Data records:
☆ ☆ ☆ ☆
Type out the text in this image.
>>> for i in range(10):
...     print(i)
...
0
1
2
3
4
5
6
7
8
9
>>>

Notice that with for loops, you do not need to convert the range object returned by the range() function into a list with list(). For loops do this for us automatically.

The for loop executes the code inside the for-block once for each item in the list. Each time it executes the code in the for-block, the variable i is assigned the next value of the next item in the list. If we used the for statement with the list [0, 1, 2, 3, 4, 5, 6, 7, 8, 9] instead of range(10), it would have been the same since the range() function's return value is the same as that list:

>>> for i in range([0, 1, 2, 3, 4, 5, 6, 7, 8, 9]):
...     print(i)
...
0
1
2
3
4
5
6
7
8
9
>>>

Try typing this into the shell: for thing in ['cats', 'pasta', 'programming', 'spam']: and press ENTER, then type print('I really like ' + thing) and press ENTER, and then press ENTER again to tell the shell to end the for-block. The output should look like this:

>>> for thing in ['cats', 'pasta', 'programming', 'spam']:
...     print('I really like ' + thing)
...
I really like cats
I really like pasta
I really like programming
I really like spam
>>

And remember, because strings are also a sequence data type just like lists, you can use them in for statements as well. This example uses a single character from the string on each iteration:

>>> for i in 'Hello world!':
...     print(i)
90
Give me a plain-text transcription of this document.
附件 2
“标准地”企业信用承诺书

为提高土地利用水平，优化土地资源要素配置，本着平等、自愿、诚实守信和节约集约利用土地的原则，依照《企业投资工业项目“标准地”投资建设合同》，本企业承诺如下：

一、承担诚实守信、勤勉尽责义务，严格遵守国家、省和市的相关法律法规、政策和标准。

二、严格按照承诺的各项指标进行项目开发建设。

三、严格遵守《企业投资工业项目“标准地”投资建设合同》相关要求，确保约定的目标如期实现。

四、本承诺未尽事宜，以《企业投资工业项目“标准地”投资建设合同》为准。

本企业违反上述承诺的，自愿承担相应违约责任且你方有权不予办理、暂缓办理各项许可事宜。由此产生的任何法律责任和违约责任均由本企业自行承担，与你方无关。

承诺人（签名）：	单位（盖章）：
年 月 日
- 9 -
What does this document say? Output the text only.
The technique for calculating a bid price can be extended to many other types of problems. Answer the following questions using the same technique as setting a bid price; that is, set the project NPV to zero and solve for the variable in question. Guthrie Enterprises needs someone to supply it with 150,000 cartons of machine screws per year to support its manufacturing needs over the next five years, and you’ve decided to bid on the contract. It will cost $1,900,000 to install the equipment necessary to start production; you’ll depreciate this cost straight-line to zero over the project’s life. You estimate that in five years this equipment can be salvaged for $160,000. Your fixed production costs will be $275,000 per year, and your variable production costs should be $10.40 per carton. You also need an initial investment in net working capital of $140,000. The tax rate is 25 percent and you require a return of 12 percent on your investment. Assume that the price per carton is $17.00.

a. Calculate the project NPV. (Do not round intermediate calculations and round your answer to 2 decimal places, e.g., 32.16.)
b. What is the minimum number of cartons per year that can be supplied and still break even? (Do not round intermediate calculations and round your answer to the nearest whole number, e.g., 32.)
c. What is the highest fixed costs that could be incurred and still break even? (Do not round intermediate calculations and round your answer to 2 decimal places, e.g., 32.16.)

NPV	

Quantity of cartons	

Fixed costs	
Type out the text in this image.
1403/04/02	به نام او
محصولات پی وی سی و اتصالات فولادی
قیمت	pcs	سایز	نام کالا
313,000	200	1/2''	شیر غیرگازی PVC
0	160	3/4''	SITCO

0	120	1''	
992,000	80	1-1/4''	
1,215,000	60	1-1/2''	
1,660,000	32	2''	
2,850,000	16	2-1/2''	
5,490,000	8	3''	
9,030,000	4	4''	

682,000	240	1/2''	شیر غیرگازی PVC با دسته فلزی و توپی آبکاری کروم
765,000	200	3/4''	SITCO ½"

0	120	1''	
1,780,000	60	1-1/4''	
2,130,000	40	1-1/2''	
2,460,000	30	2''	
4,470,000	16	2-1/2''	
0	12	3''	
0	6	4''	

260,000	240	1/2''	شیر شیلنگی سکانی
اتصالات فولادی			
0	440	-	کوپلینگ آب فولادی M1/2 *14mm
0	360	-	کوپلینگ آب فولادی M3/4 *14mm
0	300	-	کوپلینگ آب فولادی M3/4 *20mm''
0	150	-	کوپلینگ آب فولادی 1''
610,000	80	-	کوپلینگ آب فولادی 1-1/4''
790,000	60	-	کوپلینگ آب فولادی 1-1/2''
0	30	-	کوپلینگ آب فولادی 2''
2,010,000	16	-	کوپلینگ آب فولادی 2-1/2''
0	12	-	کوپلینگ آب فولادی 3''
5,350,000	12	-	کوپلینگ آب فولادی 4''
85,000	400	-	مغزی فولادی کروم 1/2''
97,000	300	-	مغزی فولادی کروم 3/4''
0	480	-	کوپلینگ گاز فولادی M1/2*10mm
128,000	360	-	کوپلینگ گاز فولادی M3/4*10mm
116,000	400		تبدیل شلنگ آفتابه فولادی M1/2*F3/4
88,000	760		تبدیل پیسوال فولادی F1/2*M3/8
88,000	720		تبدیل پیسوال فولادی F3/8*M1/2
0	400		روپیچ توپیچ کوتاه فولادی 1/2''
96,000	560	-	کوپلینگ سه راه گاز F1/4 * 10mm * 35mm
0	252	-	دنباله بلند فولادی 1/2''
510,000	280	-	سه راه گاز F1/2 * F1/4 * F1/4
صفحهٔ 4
☆ ☆ ☆ ☆
## WORK TO COMPLETE:
Restate every line of the data word for word.

## WRITTEN ANSWER:
Type out the text in this image.
>>> for i in range(10):
...     print(i)
...
0
1
2
3
4
5
6
7
8
9
>>>

Notice that with for loops, you do not need to convert the range object returned by the range() function into a list with list(). For loops do this for us automatically.

The for loop executes the code inside the for-block once for each item in the list. Each time it executes the code in the for-block, the variable i is assigned the next value of the next item in the list. If we used the for statement with the list [0, 1, 2, 3, 4, 5, 6, 7, 8, 9] instead of range(10), it would have been the same since the range() function's return value is the same as that list:

>>> for i in range([0, 1, 2, 3, 4, 5, 6, 7, 8, 9]):
...     print(i)
...
0
1
2
3
4
5
6
7
8
9
>>>

Try typing this into the shell: for thing in ['cats', 'pasta', 'programming', 'spam']: and press ENTER, then type print('I really like ' + thing) and press ENTER, and then press ENTER again to tell the shell to end the for-block. The output should look like this:

>>> for thing in ['cats', 'pasta', 'programming', 'spam']:
...     print('I really like ' + thing)
...
I really like cats
I really like pasta
I really like programming
I really like spam
>>

And remember, because strings are also a sequence data type just like lists, you can use them in for statements as well. This example uses a single character from the string on each iteration:

>>> for i in 'Hello world!':
...     print(i)
90
Give me a plain-text transcription of this document.
附件 2
“标准地”企业信用承诺书

为提高土地利用水平，优化土地资源要素配置，本着平等、自愿、诚实守信和节约集约利用土地的原则，依照《企业投资工业项目“标准地”投资建设合同》，本企业承诺如下：

一、承担诚实守信、勤勉尽责义务，严格遵守国家、省和市的相关法律法规、政策和标准。

二、严格按照承诺的各项指标进行项目开发建设。

三、严格遵守《企业投资工业项目“标准地”投资建设合同》相关要求，确保约定的目标如期实现。

四、本承诺未尽事宜，以《企业投资工业项目“标准地”投资建设合同》为准。

本企业违反上述承诺的，自愿承担相应违约责任且你方有权不予办理、暂缓办理各项许可事宜。由此产生的任何法律责任和违约责任均由本企业自行承担，与你方无关。

承诺人（签名）：	单位（盖章）：
年 月 日
- 9 -
What does this document say? Output the text only.
The technique for calculating a bid price can be extended to many other types of problems. Answer the following questions using the same technique as setting a bid price; that is, set the project NPV to zero and solve for the variable in question. Guthrie Enterprises needs someone to supply it with 150,000 cartons of machine screws per year to support its manufacturing needs over the next five years, and you’ve decided to bid on the contract. It will cost $1,900,000 to install the equipment necessary to start production; you’ll depreciate this cost straight-line to zero over the project’s life. You estimate that in five years this equipment can be salvaged for $160,000. Your fixed production costs will be $275,000 per year, and your variable production costs should be $10.40 per carton. You also need an initial investment in net working capital of $140,000. The tax rate is 25 percent and you require a return of 12 percent on your investment. Assume that the price per carton is $17.00.

a. Calculate the project NPV. (Do not round intermediate calculations and round your answer to 2 decimal places, e.g., 32.16.)
b. What is the minimum number of cartons per year that can be supplied and still break even? (Do not round intermediate calculations and round your answer to the nearest whole number, e.g., 32.)
c. What is the highest fixed costs that could be incurred and still break even? (Do not round intermediate calculations and round your answer to 2 decimal places, e.g., 32.16.)

NPV	

Quantity of cartons	

Fixed costs	
Type out the text in this image.
1403/04/02	به نام او
محصولات پی وی سی و اتصالات فولادی
قیمت	pcs	سایز	نام کالا
313,000	200	1/2''	شیر غیرگازی PVC
0	160	3/4''	SITCO

0	120	1''	
992,000	80	1-1/4''	
1,215,000	60	1-1/2''	
1,660,000	32	2''	
2,850,000	16	2-1/2''	
5,490,000	8	3''	
9,030,000	4	4''	

682,000	240	1/2''	شیر غیرگازی PVC با دسته فلزی و توپی آبکاری کروم
765,000	200	3/4''	SITCO ½"

0	120	1''	
1,780,000	60	1-1/4''	
2,130,000	40	1-1/2''	
2,460,000	30	2''	
4,470,000	16	2-1/2''	
0	12	3''	
0	6	4''	

260,000	240	1/2''	شیر شیلنگی سکانی
اتصالات فولادی			
0	440	-	کوپلینگ آب فولادی M1/2 *14mm
0	360	-	کوپلینگ آب فولادی M3/4 *14mm
0	300	-	کوپلینگ آب فولادی M3/4 *20mm''
0	150	-	کوپلینگ آب فولادی 1''
610,000	80	-	کوپلینگ آب فولادی 1-1/4''
790,000	60	-	کوپلینگ آب فولادی 1-1/2''
0	30	-	کوپلینگ آب فولادی 2''
2,010,000	16	-	کوپلینگ آب فولادی 2-1/2''
0	12	-	کوپلینگ آب فولادی 3''
5,350,000	12	-	کوپلینگ آب فولادی 4''
85,000	400	-	مغزی فولادی کروم 1/2''
97,000	300	-	مغزی فولادی کروم 3/4''
0	480	-	کوپلینگ گاز فولادی M1/2*10mm
128,000	360	-	کوپلینگ گاز فولادی M3/4*10mm
116,000	400		تبدیل شلنگ آفتابه فولادی M1/2*F3/4
88,000	760		تبدیل پیسوال فولادی F1/2*M3/8
88,000	720		تبدیل پیسوال فولادی F3/8*M1/2
0	400		روپیچ توپیچ کوتاه فولادی 1/2''
96,000	560	-	کوپلینگ سه راه گاز F1/4 * 10mm * 35mm
0	252	-	دنباله بلند فولادی 1/2''
510,000	280	-	سه راه گاز F1/2 * F1/4 * F1/4
صفحهٔ 4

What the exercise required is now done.